··· Input rows ···

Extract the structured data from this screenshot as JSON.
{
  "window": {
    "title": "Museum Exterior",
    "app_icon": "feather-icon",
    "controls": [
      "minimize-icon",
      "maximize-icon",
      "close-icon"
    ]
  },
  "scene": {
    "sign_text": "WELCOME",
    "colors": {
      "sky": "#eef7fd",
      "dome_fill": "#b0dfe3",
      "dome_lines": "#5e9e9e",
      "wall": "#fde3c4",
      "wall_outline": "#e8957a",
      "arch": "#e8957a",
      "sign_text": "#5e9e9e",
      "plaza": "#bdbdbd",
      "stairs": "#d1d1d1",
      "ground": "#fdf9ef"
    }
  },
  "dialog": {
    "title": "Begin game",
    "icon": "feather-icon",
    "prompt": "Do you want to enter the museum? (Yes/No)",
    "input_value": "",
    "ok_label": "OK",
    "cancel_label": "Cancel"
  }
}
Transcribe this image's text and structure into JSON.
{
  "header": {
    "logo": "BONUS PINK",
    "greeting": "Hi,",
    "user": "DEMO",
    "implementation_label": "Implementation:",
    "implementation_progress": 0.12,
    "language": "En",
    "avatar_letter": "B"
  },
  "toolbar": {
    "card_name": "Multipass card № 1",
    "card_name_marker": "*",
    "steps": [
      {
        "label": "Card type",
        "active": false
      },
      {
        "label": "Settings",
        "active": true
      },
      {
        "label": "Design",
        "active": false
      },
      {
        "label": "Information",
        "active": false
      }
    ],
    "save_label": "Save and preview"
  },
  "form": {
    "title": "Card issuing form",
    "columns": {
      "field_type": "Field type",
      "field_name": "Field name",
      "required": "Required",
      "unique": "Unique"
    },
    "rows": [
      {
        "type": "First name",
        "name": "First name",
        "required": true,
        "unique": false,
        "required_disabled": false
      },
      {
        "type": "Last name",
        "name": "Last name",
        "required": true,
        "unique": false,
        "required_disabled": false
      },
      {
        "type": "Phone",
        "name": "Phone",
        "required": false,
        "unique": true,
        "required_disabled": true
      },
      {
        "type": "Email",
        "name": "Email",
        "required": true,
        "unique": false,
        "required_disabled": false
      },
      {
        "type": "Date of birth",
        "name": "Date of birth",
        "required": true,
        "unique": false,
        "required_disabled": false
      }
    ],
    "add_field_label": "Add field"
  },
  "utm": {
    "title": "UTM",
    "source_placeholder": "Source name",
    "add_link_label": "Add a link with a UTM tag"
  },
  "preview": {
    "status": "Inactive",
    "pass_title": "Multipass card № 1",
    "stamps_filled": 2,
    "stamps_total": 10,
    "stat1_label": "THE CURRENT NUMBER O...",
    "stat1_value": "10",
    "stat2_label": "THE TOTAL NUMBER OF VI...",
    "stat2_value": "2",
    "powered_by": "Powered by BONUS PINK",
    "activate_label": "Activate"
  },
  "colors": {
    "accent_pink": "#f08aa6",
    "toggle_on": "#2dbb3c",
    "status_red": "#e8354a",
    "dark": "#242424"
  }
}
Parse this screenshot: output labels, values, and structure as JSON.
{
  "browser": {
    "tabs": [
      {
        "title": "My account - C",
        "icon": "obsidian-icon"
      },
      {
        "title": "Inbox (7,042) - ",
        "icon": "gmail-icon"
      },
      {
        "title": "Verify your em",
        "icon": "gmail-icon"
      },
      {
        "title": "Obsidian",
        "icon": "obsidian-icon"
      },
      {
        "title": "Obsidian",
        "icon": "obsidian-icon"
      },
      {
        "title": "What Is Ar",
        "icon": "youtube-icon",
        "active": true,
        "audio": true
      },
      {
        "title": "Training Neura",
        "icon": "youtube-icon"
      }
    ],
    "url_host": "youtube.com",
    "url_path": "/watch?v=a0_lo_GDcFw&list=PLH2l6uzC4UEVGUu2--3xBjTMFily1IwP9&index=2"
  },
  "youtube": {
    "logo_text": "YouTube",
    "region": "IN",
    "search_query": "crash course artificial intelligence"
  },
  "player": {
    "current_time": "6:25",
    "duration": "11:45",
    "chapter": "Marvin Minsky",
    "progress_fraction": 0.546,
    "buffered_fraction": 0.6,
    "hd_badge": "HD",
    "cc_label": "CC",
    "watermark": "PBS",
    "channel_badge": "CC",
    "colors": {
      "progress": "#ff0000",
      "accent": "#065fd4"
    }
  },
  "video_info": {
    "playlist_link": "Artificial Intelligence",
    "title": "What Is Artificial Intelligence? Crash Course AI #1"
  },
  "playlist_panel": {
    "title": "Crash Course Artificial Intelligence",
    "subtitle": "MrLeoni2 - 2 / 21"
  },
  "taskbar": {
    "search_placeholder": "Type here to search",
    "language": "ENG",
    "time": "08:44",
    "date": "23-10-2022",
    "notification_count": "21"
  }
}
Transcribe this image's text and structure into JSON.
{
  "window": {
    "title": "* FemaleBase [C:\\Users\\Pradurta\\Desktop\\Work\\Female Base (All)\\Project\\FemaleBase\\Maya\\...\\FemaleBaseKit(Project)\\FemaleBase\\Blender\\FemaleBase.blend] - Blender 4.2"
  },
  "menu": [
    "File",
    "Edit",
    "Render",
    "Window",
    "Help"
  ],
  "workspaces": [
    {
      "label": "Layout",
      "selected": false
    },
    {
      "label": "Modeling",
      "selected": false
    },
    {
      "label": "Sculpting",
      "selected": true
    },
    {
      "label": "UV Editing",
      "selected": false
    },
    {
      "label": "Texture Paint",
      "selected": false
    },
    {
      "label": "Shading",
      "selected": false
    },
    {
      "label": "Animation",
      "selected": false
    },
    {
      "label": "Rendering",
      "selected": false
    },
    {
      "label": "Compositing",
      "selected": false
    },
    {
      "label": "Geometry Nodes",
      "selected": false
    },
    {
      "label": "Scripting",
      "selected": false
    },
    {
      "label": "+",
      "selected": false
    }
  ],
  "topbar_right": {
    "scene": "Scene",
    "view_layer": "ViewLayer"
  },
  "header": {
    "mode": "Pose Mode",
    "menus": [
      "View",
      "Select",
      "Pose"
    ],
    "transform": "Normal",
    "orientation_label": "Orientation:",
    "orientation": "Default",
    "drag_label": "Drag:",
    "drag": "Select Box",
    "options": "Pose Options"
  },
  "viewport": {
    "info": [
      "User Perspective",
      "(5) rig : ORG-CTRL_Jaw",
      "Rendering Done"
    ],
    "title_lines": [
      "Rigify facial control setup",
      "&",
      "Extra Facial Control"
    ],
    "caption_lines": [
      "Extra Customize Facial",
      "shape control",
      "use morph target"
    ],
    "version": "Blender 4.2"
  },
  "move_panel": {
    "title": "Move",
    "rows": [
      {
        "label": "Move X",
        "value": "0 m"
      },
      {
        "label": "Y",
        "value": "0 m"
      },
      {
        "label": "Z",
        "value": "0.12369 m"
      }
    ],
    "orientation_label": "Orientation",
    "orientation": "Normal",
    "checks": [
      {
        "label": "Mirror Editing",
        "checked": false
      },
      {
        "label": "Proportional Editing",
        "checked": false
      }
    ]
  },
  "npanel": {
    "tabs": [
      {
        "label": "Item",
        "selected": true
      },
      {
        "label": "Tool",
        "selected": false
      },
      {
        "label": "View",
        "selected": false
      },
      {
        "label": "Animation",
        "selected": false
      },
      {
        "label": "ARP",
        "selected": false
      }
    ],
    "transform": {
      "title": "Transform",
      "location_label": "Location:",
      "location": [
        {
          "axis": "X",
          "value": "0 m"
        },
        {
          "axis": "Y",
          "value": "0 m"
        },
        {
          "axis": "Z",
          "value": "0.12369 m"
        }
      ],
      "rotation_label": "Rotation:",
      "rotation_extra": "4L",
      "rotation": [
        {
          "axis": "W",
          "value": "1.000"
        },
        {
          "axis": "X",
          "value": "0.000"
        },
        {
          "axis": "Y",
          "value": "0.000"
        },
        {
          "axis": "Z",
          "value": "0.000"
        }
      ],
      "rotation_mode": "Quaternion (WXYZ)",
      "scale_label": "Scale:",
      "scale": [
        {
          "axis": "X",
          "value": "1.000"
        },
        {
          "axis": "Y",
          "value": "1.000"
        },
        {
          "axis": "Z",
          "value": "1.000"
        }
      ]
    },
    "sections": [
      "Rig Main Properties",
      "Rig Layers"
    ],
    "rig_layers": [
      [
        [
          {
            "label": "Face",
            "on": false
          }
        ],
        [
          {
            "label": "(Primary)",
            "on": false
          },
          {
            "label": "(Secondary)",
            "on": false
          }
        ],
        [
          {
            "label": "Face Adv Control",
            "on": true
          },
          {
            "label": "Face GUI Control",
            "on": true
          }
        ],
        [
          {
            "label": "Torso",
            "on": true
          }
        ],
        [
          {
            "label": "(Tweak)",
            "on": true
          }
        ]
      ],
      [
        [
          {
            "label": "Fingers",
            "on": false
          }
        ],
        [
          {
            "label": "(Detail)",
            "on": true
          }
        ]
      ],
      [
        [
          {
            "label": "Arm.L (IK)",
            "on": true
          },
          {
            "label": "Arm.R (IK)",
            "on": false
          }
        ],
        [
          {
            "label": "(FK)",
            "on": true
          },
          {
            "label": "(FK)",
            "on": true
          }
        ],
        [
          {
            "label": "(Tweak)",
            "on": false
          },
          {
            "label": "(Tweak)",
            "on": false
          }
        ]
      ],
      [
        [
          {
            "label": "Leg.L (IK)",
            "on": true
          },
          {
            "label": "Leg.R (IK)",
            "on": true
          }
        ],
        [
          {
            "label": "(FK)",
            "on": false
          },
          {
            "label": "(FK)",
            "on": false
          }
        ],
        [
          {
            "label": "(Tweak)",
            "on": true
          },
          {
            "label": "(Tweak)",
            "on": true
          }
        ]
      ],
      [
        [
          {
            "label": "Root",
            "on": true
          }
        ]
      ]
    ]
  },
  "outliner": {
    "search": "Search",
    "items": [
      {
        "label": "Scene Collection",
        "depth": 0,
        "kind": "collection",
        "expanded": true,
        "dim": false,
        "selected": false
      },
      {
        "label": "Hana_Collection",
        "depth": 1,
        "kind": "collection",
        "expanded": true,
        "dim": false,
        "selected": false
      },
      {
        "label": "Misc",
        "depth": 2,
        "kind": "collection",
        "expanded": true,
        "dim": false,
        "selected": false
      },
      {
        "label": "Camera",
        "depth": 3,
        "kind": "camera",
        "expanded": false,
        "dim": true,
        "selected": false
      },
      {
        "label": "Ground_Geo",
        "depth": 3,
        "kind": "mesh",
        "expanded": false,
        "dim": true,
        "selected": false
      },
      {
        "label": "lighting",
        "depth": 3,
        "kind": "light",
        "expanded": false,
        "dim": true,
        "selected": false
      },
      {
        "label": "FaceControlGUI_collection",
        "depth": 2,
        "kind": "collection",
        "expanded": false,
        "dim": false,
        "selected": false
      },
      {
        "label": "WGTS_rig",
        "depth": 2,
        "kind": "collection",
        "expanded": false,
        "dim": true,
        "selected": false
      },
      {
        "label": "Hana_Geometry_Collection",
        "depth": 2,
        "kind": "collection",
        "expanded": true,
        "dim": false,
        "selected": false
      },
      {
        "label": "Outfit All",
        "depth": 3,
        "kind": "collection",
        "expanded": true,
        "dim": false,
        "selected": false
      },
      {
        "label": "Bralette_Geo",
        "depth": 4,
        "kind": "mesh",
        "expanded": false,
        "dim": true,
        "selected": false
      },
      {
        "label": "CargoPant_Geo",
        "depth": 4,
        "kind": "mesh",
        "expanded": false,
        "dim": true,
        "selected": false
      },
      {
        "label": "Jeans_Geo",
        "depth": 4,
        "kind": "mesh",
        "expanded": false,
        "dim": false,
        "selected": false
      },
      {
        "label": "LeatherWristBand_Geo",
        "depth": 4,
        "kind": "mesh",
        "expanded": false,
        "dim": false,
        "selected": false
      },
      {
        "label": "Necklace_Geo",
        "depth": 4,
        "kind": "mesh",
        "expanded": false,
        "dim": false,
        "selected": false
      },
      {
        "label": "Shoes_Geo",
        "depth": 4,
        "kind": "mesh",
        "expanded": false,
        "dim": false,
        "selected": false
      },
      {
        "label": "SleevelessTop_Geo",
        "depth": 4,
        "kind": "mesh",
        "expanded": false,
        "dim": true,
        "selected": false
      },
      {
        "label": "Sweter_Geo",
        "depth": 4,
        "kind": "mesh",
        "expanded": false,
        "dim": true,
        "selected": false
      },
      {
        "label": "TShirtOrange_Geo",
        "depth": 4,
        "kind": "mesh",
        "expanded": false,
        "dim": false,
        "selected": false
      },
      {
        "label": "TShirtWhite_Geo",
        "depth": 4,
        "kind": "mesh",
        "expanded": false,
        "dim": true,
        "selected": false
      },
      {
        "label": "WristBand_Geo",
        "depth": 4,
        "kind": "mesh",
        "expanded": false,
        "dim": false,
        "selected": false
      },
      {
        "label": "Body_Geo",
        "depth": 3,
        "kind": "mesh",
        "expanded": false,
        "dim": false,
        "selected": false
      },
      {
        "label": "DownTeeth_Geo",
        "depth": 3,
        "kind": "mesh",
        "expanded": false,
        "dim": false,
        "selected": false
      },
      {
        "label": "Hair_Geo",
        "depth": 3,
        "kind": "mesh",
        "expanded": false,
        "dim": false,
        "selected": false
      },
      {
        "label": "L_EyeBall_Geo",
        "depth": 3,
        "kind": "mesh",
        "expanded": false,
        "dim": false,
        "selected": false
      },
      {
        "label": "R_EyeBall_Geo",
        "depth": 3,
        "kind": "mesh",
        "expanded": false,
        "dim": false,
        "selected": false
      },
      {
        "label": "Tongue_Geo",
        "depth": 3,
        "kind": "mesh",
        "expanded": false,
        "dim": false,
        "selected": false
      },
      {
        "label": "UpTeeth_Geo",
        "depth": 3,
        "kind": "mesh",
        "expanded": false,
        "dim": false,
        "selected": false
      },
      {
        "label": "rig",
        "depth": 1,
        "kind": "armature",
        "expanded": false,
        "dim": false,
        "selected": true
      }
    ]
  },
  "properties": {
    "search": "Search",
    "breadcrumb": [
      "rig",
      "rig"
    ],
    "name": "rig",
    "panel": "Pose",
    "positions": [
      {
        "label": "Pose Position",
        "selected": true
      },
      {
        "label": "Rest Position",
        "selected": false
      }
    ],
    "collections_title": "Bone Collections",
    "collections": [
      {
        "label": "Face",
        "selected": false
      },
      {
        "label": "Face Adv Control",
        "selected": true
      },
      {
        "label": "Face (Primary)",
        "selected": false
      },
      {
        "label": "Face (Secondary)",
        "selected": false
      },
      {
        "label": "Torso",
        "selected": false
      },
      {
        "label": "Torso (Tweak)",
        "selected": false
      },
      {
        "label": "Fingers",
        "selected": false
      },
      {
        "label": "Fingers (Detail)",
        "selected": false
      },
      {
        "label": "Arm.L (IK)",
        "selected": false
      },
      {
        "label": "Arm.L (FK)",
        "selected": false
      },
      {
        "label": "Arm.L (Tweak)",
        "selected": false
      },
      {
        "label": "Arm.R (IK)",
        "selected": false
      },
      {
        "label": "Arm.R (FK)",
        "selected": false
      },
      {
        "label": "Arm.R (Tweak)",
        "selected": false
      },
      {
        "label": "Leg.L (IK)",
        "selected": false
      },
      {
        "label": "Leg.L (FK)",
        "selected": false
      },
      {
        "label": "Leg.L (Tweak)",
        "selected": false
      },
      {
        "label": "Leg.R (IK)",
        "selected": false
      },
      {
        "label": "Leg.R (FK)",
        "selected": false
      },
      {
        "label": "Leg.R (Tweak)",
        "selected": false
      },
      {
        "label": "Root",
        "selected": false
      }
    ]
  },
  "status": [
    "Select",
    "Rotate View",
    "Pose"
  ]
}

···

The string "this" may appear in lines of the listing above; tally those lines and give the number only.

**Reply:**
4